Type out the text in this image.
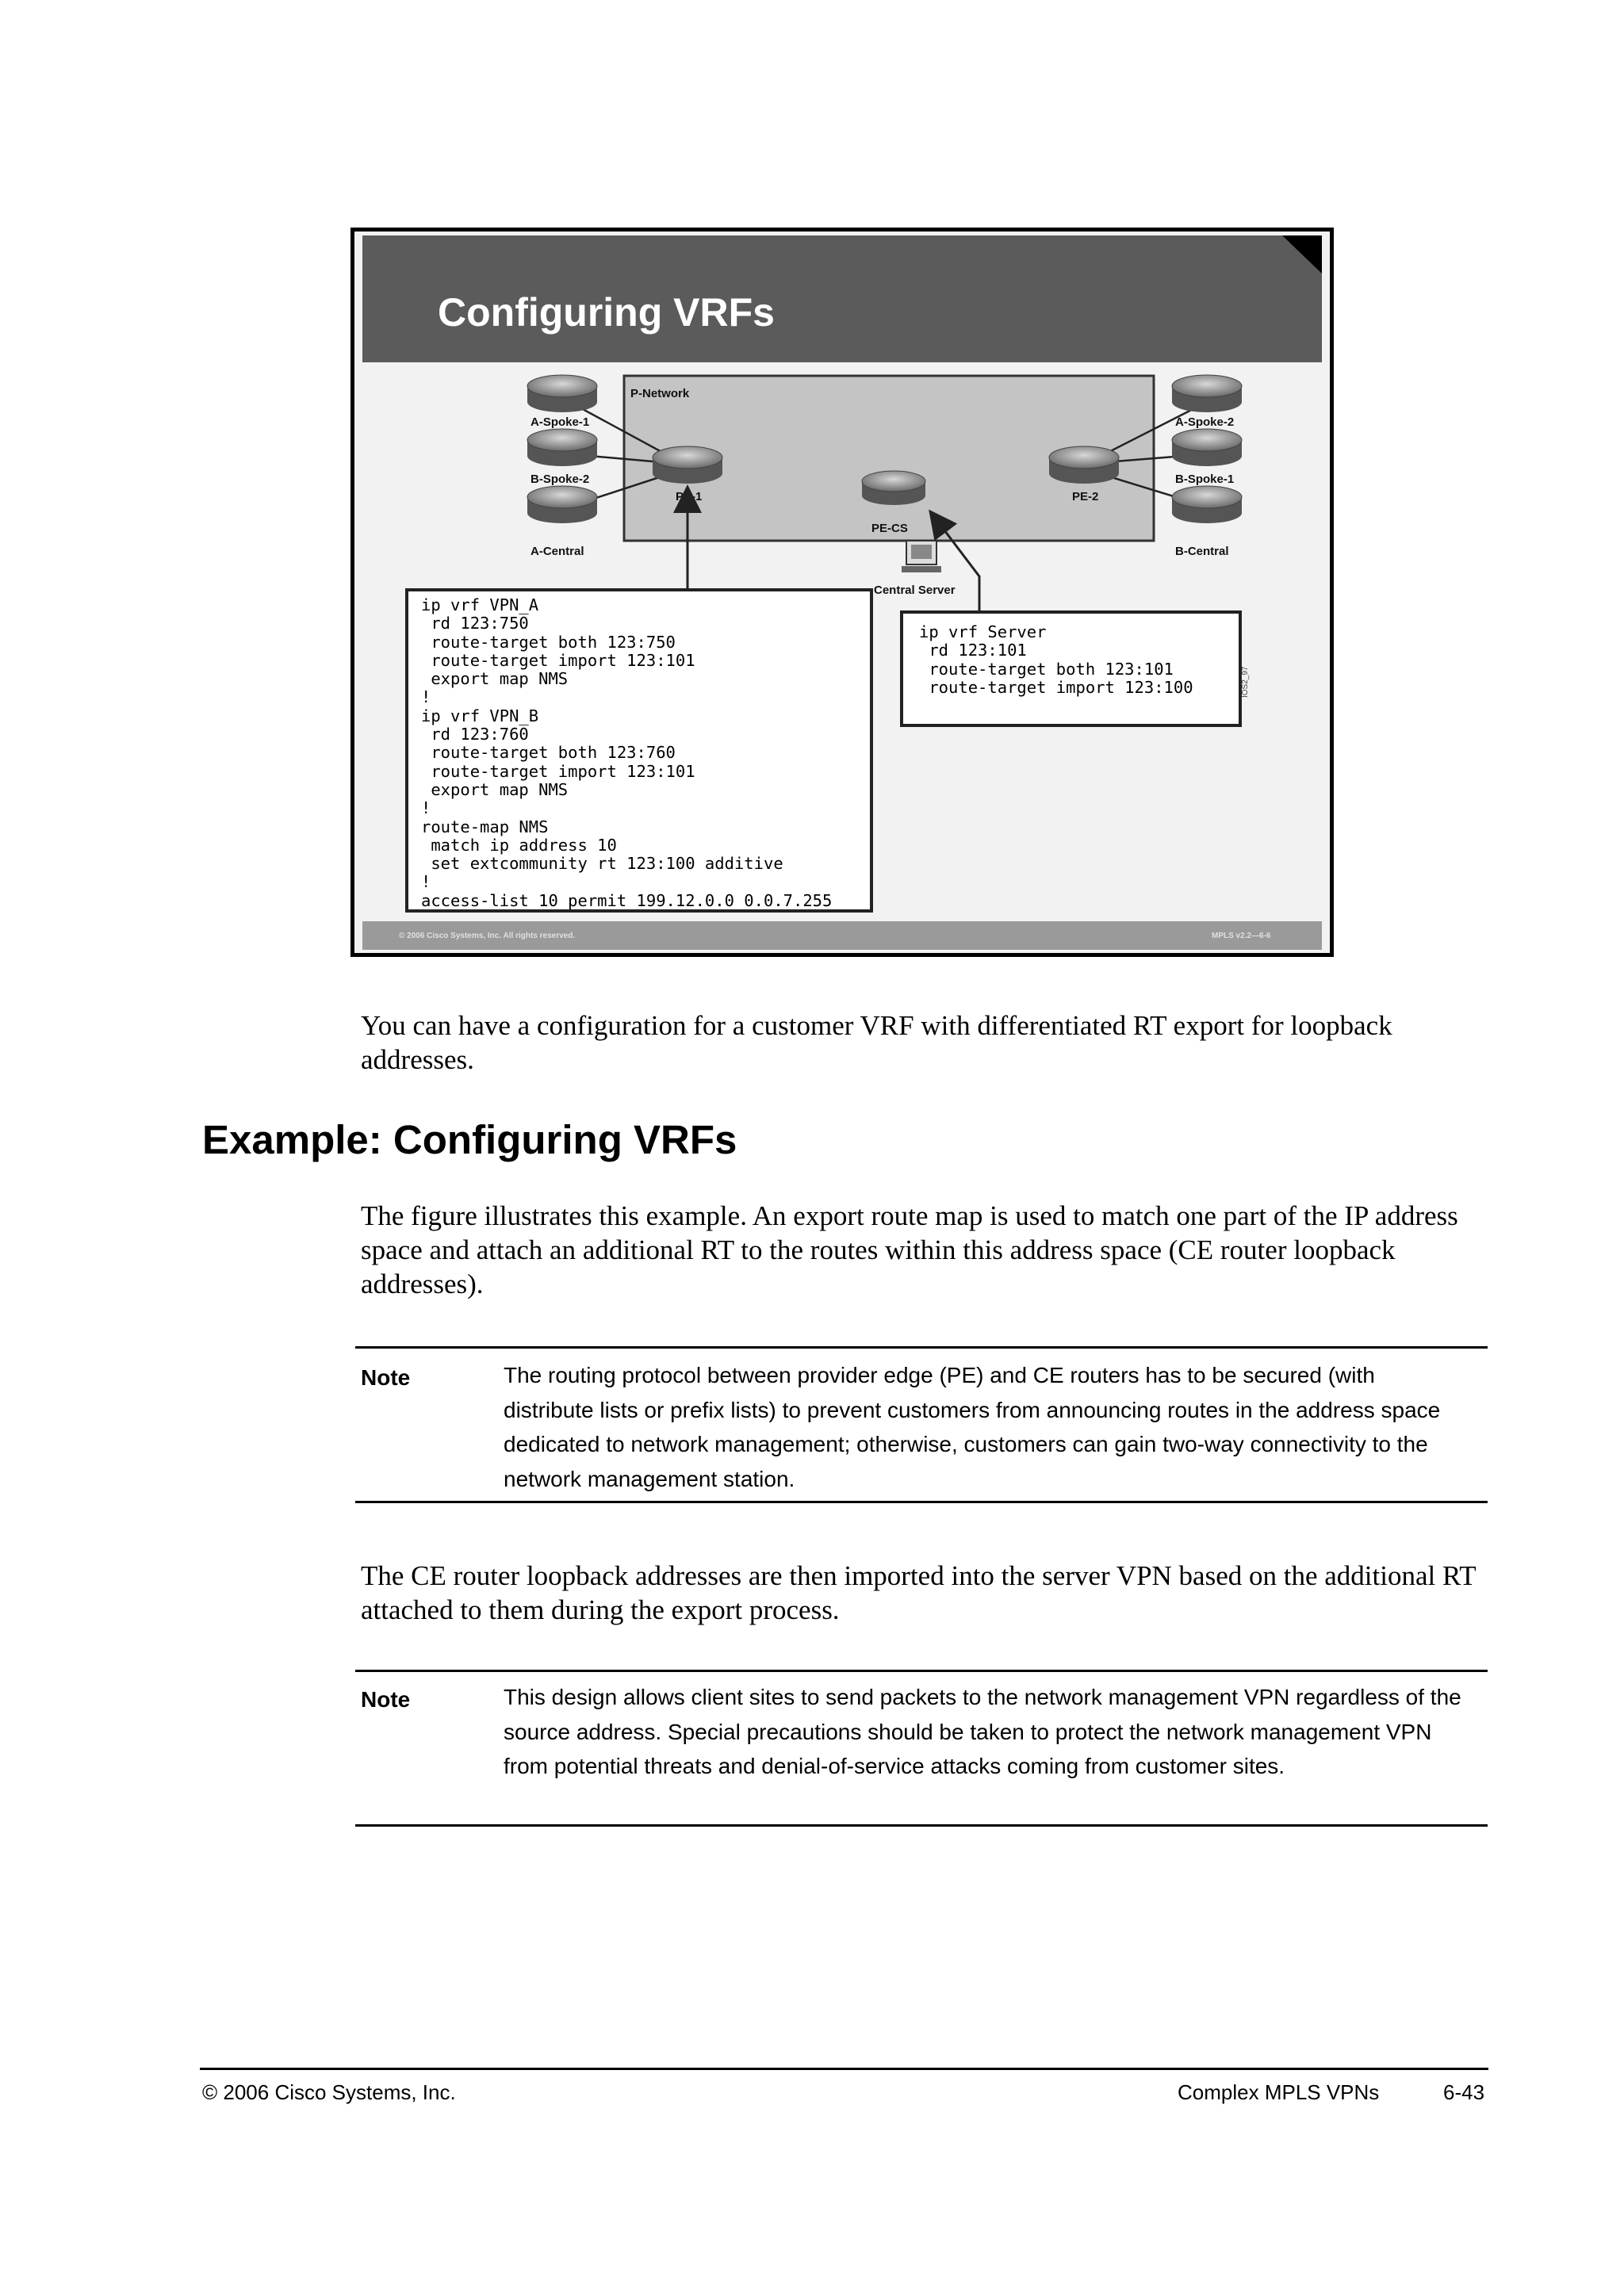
Configuring VRFs
P-Network
A-Spoke-1
B-Spoke-2
A-Central
PE-1
PE-CS
PE-2
A-Spoke-2
B-Spoke-1
B-Central
Central Server
ip vrf VPN_A
rd 123:750
route-target both 123:750
route-target import 123:101
export map NMS
!
ip vrf VPN_B
rd 123:760
route-target both 123:760
route-target import 123:101
export map NMS
!
route-map NMS
match ip address 10
set extcommunity rt 123:100 additive
!
access-list 10 permit 199.12.0.0 0.0.7.255
ip vrf Server
rd 123:101
route-target both 123:101
route-target import 123:100	IOS2_97
© 2006 Cisco Systems, Inc. All rights reserved.	MPLS v2.2—6-6
You can have a configuration for a customer VRF with differentiated RT export for loopback addresses.
Example: Configuring VRFs
The figure illustrates this example. An export route map is used to match one part of the IP address space and attach an additional RT to the routes within this address space (CE router loopback addresses).
Note	The routing protocol between provider edge (PE) and CE routers has to be secured (with distribute lists or prefix lists) to prevent customers from announcing routes in the address space dedicated to network management; otherwise, customers can gain two-way connectivity to the network management station.
The CE router loopback addresses are then imported into the server VPN based on the additional RT attached to them during the export process.
Note	This design allows client sites to send packets to the network management VPN regardless of the source address. Special precautions should be taken to protect the network management VPN from potential threats and denial-of-service attacks coming from customer sites.
© 2006 Cisco Systems, Inc.	Complex MPLS VPNs	6-43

◆ GOAL
Extract the text of all the records above verbatim, excluding pictures.

◆ WRITTEN RESPONSE
Type out the text in this image.
Configuring VRFs
P-Network
A-Spoke-1
B-Spoke-2
A-Central
PE-1
PE-CS
PE-2
A-Spoke-2
B-Spoke-1
B-Central
Central Server
ip vrf VPN_A
rd 123:750
route-target both 123:750
route-target import 123:101
export map NMS
!
ip vrf VPN_B
rd 123:760
route-target both 123:760
route-target import 123:101
export map NMS
!
route-map NMS
match ip address 10
set extcommunity rt 123:100 additive
!
access-list 10 permit 199.12.0.0 0.0.7.255
ip vrf Server
rd 123:101
route-target both 123:101
route-target import 123:100	IOS2_97
© 2006 Cisco Systems, Inc. All rights reserved.	MPLS v2.2—6-6
You can have a configuration for a customer VRF with differentiated RT export for loopback addresses.
Example: Configuring VRFs
The figure illustrates this example. An export route map is used to match one part of the IP address space and attach an additional RT to the routes within this address space (CE router loopback addresses).
Note	The routing protocol between provider edge (PE) and CE routers has to be secured (with distribute lists or prefix lists) to prevent customers from announcing routes in the address space dedicated to network management; otherwise, customers can gain two-way connectivity to the network management station.
The CE router loopback addresses are then imported into the server VPN based on the additional RT attached to them during the export process.
Note	This design allows client sites to send packets to the network management VPN regardless of the source address. Special precautions should be taken to protect the network management VPN from potential threats and denial-of-service attacks coming from customer sites.
© 2006 Cisco Systems, Inc.	Complex MPLS VPNs	6-43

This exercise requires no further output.